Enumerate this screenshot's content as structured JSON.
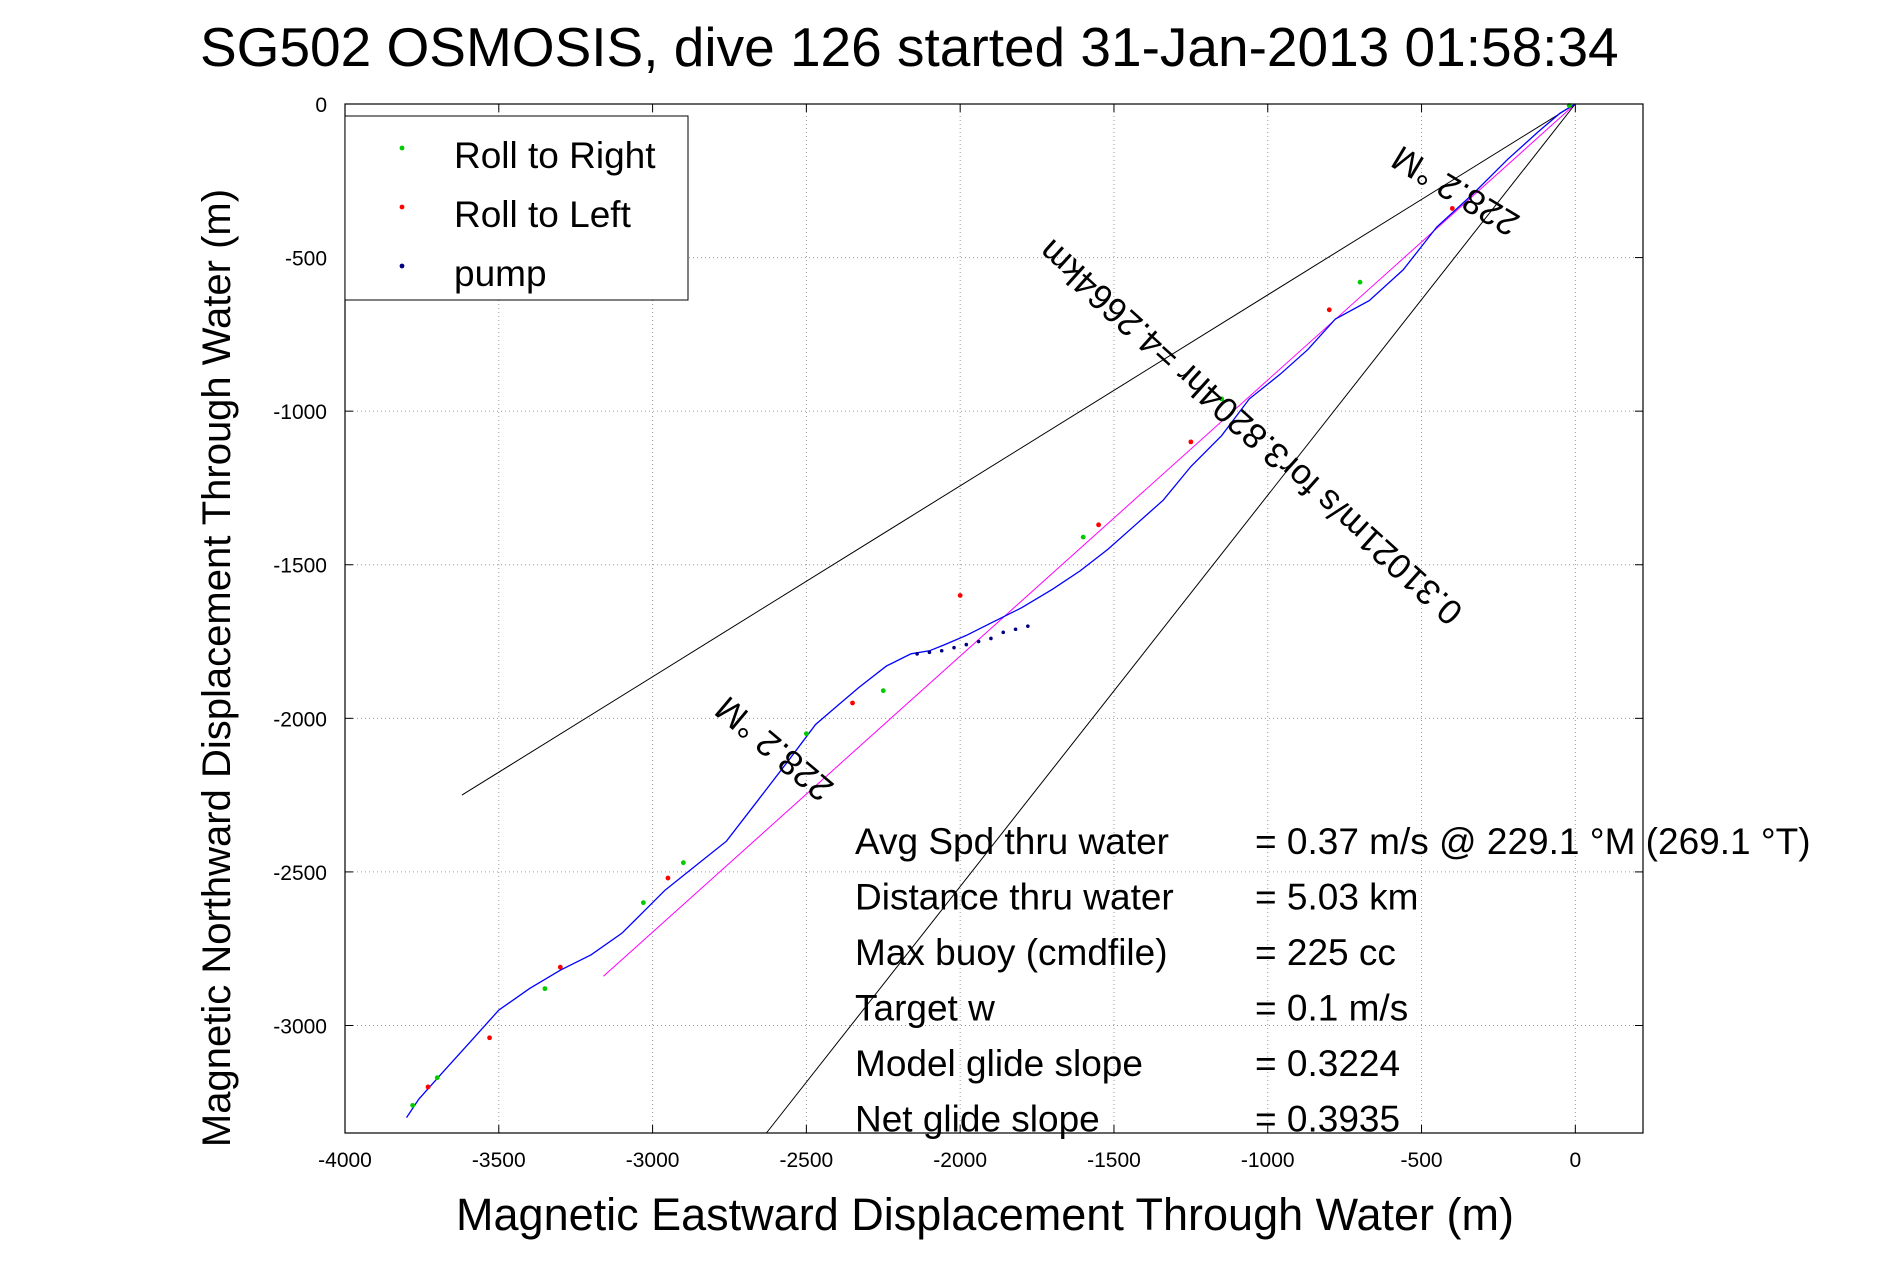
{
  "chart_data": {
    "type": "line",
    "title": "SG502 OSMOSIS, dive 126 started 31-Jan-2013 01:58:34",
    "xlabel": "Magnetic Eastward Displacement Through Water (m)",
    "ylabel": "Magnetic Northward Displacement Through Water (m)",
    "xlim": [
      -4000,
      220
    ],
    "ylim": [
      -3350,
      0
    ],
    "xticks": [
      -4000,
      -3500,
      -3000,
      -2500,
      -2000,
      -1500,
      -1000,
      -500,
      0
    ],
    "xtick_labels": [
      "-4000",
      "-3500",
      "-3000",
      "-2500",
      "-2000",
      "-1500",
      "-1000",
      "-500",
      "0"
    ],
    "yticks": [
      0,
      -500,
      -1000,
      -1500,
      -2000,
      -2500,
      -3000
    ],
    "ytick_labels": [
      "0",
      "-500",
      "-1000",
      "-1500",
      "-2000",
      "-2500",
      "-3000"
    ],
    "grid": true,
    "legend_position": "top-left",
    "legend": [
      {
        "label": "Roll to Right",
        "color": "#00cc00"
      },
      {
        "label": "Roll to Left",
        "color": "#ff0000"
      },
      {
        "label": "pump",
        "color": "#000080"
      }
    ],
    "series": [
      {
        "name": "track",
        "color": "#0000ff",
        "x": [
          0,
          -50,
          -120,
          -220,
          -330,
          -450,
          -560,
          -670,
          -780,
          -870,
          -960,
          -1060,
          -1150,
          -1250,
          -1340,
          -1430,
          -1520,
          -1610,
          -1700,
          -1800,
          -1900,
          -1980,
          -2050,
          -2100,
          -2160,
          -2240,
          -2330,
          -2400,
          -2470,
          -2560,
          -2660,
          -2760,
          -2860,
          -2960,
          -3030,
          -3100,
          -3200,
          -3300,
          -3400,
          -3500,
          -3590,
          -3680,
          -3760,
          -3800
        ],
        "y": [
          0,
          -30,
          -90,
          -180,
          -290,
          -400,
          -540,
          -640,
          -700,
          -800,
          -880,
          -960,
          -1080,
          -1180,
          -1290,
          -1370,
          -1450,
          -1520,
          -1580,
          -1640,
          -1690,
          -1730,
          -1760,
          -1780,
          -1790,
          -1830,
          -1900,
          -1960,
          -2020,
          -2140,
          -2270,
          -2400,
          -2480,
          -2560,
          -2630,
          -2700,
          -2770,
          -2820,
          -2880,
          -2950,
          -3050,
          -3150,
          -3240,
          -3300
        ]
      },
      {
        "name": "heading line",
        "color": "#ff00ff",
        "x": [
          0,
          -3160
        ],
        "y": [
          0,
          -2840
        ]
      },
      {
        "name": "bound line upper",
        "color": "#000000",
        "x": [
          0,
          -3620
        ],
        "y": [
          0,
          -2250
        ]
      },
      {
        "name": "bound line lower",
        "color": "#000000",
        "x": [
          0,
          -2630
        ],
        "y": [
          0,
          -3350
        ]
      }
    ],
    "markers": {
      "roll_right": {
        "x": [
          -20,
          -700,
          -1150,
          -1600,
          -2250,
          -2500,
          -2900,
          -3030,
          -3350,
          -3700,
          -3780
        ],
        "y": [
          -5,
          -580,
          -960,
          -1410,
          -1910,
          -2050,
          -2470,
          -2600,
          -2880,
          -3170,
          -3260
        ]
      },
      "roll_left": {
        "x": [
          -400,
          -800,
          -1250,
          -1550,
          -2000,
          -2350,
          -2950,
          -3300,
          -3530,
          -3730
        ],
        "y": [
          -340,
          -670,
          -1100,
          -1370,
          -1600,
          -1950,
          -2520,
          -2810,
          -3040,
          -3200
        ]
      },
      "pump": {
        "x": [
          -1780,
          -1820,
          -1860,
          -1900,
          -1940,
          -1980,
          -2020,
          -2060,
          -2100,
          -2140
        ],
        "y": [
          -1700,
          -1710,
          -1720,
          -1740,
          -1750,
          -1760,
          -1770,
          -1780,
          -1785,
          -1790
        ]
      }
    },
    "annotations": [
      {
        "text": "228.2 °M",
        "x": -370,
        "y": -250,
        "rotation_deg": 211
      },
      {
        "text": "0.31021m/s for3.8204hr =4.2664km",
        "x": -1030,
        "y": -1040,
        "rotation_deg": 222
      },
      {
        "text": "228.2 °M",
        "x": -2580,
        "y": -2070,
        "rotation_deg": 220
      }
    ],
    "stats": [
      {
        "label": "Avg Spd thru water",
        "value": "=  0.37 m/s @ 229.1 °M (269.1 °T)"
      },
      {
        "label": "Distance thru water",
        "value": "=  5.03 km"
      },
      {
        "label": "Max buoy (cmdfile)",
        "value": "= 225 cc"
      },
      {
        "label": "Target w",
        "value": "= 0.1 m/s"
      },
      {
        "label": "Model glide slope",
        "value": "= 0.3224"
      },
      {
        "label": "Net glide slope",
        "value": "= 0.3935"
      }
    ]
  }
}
==
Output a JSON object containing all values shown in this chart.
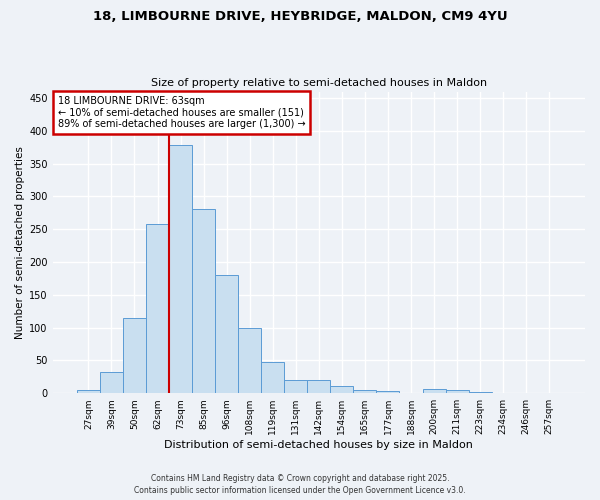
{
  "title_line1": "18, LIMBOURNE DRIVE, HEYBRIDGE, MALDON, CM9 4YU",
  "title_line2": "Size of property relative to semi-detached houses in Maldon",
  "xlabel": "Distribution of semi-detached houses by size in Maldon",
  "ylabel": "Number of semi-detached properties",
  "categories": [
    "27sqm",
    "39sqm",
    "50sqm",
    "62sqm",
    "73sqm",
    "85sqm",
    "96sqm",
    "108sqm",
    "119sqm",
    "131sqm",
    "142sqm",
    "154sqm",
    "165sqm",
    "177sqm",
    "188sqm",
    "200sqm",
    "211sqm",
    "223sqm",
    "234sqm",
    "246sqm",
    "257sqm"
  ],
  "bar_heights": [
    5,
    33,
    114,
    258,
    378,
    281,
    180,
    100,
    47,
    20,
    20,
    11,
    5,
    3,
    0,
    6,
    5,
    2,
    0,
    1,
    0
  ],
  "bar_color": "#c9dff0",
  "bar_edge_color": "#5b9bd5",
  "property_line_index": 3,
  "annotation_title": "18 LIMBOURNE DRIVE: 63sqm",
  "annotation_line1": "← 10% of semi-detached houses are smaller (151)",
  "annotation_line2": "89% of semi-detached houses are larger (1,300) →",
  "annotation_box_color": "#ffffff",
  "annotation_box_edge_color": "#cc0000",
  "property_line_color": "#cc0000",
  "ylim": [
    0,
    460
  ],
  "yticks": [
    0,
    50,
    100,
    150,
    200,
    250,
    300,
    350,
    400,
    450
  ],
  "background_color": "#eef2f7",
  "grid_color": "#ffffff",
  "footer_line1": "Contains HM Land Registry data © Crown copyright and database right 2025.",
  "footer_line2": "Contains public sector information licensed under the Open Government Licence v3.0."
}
...
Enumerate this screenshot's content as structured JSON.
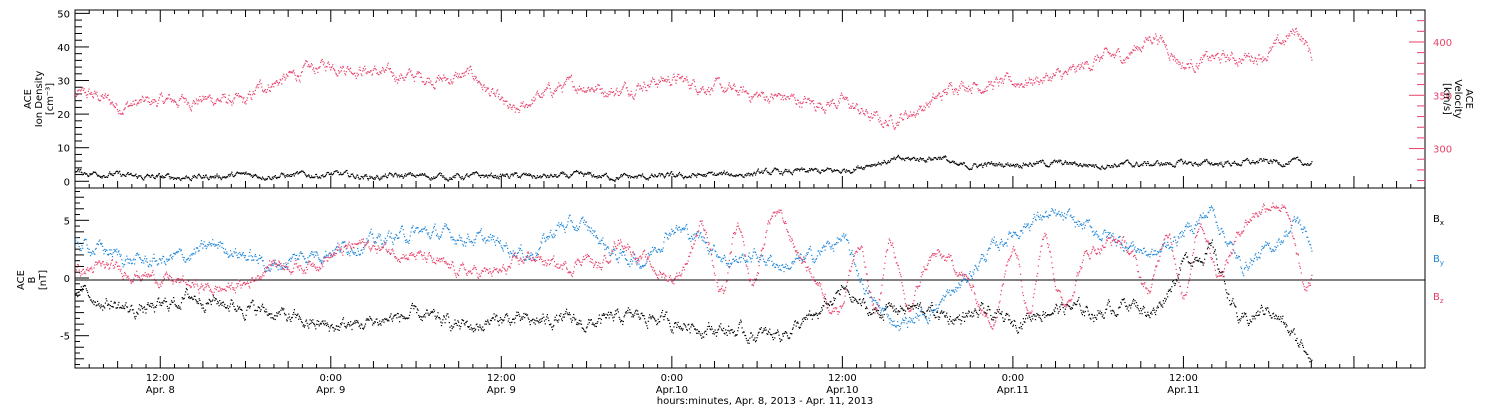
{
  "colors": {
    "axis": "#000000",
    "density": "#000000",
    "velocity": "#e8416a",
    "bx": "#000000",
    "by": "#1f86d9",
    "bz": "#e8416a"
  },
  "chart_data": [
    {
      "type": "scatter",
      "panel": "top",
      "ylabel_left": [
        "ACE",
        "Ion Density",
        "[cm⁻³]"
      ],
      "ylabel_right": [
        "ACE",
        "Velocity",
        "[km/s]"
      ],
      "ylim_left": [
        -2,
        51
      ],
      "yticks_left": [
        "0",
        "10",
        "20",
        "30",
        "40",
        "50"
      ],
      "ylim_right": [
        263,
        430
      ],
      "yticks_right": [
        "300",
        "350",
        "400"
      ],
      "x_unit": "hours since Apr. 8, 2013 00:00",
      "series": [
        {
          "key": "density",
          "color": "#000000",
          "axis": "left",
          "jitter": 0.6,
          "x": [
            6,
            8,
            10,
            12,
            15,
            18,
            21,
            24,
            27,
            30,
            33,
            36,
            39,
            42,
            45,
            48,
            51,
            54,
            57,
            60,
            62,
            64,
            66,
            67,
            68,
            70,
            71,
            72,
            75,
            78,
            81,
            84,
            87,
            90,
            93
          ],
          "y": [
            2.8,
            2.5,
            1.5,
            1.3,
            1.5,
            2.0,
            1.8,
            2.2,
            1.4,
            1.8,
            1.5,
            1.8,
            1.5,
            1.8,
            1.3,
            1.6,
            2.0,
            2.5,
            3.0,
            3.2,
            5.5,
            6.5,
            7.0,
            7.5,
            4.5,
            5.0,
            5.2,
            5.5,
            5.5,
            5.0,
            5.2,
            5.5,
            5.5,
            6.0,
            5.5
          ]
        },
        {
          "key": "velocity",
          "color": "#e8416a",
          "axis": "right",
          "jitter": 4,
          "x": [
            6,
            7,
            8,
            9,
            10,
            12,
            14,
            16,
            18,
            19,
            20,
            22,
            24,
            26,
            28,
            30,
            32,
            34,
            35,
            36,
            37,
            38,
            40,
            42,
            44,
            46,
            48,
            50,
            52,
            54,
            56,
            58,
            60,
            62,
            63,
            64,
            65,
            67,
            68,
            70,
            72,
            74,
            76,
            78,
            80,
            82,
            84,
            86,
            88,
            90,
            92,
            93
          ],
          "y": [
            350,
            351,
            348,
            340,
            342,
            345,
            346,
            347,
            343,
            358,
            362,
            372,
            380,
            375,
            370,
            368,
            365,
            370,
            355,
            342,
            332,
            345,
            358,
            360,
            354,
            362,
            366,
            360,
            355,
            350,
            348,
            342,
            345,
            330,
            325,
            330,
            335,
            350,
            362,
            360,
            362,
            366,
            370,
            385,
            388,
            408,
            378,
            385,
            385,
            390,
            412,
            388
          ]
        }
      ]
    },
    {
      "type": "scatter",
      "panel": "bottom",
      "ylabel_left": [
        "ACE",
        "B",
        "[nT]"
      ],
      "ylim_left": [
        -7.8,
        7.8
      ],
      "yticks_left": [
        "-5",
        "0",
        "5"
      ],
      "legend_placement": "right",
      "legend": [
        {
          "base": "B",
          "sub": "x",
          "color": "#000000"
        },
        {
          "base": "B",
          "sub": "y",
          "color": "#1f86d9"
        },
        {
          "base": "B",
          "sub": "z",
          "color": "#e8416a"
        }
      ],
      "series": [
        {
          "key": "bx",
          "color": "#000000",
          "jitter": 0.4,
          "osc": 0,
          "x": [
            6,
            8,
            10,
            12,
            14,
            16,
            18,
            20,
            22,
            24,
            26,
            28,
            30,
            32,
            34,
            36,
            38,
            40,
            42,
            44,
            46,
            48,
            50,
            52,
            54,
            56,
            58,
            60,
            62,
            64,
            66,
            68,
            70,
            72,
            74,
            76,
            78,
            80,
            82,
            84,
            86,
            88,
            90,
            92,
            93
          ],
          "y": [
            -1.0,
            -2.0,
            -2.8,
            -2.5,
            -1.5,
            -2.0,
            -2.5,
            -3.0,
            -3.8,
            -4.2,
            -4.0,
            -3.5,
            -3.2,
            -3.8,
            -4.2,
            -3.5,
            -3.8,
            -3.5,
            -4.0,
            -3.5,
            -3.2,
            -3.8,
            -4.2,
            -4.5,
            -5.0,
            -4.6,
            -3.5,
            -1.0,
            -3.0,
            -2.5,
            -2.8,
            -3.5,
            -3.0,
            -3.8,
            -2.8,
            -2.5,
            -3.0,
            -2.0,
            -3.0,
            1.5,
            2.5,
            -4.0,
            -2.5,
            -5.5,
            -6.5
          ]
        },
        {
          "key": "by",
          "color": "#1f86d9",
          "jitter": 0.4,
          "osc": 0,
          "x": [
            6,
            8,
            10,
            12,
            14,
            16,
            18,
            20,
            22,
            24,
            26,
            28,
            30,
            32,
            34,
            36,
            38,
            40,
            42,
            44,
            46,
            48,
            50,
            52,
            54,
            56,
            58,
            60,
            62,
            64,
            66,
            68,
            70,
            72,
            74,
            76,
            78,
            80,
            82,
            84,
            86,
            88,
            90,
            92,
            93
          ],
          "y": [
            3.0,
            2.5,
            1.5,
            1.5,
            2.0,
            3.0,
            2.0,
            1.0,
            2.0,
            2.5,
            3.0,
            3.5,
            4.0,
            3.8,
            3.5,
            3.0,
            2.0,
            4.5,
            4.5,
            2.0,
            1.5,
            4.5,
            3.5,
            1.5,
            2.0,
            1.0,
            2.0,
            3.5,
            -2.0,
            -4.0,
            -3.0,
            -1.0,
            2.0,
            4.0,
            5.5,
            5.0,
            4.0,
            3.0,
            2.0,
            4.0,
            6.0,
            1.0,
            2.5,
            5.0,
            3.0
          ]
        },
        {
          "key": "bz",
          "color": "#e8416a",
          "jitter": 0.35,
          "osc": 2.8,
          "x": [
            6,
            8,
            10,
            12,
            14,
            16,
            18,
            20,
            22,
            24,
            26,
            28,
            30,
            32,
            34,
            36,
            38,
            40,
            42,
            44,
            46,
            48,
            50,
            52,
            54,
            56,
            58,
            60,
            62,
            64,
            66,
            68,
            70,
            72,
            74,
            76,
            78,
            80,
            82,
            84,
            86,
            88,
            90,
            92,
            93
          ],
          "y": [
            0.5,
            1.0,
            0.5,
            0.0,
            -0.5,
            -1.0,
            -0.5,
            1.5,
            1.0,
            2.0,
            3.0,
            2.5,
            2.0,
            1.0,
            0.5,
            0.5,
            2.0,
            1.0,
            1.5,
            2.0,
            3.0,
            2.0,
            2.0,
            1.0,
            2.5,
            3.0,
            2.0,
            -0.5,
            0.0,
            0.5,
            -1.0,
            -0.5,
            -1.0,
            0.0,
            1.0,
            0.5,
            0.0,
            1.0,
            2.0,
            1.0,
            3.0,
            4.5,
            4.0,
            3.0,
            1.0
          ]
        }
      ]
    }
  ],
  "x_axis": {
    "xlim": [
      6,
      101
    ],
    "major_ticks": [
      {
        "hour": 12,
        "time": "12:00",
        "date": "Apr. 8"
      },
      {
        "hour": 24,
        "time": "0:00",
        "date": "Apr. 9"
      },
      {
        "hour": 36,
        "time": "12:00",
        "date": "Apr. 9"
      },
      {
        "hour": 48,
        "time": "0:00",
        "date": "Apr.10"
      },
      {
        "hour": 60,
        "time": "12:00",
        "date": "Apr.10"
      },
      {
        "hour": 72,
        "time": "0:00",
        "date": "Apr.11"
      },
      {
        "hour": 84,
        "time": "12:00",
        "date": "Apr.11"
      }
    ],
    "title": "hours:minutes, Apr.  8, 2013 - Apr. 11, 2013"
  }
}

__What the task requires__: Show each line of the data that contains the string "slope".

__The completed task__:
        "label": "Model glide slope",
        "label": "Net glide slope",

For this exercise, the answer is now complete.